▸ COMPLETE THE FOLLOWING
1) Do these statements agree with the excerpt on integration by substitution? Answer yes or no for each, and quote the deciding words of the excerpt. (a) The excerpt names three prominent methods besides inspection. (b) In the first example, u is set equal to 2 cos(2x+3). (c) Integrating cos(u) du gives sin u + C.
2) Can you proceed with the excerpt on integration by substitution, picking up right after its last sentence?

▸ EXCERPT

========================

In the previous section, we completed a discussion on integration by method of inspection. This method is not applicable in all cases. So we need to learn about some other methods also. Three prominent methods are:
    ♦ Integration by substitution
    ♦ Integration using partial fractions
    ♦ Integration by parts
• In this section, we will see integration by substitution.

• Recall the chain rule that we used for differentiating functions of the form f(g(x)).
For example:
$\small{\frac{d}{dx}\left[\sin (2x+3)  \right]~=~\cos(2x+3) \times \frac{d}{dx} \left[2x+3 \right]~=~2 \cos(2x+3)}$
• So if the integrand is 2 cos(2x+3), we can use a reverse process to get an integral sin(2x+3)

The reverse process can be explained in 6 steps:
1. We want: $\int{\left[2 \cos (2x+3) \right] dx}$  
2. The integrand is 2 cos(2x+3). We closely examine the integrand and find two parts such that, one of them is the derivative of the other.
• In this case, the two parts are: “2” and “(2x + 3)”
    ♦ “2” is the derivative of “(2x + 3)”
3. We put u = 2x+3
Then $\small{\frac{du}{dx}}$ = 2, which gives 2 dx = du
4. So the expression in (1) can be rewritten as:
$\small{\int{\left[\cos (u) \right] du}}$
• Note that,
    ♦ 2x+3 is replaced by u
    ♦ 2dx is replaced by du
5. Integration of the expression in (4) gives: sin u + C
• Replacing u, we get: sin(2x+3) + C
6. This method is called integration by substitution.
Note that, we did the substitution of (2x+3) by u.

Another example can be written in 6 steps:
1. We want: $\small{\int{\left[6x(3x^2 \,+\, 4)^4 \right] dx}}$  
2. The integrand is 6x (3x² + 4)⁴. We closely examine the integrand and find two parts such that, one of them is the derivative of the other.

========================

Spatial annotation entries
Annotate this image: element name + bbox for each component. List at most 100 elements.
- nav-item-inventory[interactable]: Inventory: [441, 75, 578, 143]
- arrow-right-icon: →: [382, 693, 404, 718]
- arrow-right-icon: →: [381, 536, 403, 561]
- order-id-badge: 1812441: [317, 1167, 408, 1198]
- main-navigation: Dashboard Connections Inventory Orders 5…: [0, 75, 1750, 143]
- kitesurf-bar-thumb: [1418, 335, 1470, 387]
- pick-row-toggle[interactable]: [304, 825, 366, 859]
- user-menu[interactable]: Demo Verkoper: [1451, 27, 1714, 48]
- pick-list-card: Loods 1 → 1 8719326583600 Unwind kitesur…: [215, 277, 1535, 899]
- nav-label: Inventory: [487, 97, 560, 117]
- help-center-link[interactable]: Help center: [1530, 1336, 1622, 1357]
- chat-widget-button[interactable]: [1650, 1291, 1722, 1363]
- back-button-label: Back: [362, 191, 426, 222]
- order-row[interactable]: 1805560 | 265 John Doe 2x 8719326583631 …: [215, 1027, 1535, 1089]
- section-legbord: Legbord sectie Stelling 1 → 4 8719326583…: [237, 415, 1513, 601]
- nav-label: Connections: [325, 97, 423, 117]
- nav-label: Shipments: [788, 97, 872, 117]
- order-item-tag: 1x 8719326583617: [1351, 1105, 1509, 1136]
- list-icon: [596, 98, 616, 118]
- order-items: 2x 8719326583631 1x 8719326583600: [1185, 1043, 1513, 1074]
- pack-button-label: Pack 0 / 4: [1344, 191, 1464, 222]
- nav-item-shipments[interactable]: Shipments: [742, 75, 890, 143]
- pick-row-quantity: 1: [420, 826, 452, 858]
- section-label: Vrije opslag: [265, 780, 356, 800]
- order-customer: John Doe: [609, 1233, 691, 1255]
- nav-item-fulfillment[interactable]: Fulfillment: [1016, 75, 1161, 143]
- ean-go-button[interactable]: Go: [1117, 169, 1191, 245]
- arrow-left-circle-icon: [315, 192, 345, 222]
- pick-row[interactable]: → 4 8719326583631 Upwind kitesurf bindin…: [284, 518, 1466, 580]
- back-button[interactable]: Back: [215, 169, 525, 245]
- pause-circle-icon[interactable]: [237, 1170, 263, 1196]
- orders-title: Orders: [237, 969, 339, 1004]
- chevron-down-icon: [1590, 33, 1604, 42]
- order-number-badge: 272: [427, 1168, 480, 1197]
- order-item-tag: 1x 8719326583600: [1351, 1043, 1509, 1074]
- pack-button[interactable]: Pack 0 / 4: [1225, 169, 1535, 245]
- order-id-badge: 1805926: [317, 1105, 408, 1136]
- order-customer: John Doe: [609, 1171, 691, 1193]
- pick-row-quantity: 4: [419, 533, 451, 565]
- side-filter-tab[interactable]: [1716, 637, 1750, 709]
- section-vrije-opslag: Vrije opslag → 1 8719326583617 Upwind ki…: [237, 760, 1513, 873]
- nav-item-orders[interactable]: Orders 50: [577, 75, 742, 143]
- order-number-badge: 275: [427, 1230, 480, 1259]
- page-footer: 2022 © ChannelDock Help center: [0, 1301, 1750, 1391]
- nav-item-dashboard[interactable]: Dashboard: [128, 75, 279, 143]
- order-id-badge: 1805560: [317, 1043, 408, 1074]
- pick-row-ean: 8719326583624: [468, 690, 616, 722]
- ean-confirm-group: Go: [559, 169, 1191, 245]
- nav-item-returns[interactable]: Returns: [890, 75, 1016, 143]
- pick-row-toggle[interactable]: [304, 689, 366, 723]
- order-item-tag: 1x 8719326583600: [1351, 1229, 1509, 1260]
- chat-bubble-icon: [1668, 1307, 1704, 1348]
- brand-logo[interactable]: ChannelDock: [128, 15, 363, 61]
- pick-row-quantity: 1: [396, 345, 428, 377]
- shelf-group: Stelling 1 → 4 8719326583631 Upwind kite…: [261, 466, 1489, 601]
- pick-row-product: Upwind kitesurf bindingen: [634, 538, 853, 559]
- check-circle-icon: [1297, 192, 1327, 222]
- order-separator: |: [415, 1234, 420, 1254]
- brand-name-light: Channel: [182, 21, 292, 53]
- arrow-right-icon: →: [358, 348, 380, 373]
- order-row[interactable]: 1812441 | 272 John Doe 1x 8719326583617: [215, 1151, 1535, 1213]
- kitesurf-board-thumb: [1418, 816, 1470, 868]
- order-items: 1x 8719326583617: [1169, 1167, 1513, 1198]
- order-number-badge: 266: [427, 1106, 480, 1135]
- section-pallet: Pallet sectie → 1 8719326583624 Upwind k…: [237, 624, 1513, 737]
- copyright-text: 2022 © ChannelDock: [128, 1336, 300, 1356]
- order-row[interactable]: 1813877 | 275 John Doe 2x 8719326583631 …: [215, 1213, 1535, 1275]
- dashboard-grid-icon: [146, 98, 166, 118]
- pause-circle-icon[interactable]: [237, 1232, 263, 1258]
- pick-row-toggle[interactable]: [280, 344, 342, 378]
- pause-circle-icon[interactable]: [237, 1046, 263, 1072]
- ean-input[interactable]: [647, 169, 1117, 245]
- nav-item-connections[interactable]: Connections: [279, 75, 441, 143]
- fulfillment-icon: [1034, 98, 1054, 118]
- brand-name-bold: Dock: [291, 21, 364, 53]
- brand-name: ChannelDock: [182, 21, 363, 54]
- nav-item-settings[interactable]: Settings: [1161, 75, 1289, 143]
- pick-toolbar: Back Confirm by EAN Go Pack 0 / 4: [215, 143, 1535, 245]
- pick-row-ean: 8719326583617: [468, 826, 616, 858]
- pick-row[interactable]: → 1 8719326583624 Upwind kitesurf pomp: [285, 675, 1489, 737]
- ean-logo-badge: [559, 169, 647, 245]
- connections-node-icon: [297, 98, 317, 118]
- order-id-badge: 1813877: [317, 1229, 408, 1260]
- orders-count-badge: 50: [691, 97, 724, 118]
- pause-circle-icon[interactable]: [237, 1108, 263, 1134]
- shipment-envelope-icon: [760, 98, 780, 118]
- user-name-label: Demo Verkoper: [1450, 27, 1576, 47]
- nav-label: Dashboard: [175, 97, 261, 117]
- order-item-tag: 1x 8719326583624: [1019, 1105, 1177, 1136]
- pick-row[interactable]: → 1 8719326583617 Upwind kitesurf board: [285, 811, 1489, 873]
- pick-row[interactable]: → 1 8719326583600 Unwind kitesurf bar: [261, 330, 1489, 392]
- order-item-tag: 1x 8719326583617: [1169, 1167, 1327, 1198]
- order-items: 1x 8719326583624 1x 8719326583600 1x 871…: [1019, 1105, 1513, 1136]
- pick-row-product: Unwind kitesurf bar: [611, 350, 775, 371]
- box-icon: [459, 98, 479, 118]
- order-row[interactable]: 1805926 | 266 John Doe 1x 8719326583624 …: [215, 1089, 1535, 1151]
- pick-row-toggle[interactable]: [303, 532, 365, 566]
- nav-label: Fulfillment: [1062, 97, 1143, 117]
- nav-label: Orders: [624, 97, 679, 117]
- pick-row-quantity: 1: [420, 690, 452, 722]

========================

▸ ANSWERS TO THE EXERCISES
1)
(a) Yes: "Three prominent methods are:"
(b) No: "We put u = 2x+3"
(c) Yes: "Integration of the expression in (4) gives: sin u + C"

2)
• In this case, the two parts are: “6x” and “(3x² + 4)”
    ♦ “6x” is the derivative of “(3x² + 4)”
3. We put u = 3x² + 4
Then $\small{\frac{du}{dx}}$ = 6x, which gives 6x dx = du
4. So the expression in (1) can be rewritten as:
$\int{\left[u^4 \right] du}$  
• Note that,
    ♦ 3x² + 4 is replaced by u
    ♦ 6x dx is replaced by du
5. Integration of the expression in (4) gives: $\small{\frac{u^5}{5} \,+\, C}$
Replacing u, we get: $\small{\frac{(3x^2 \,+\, 4)^5}{5} \,+\, C}$
6. So we used integration by substitution.
Note that, we did the substitution of (3x² + 4) by u.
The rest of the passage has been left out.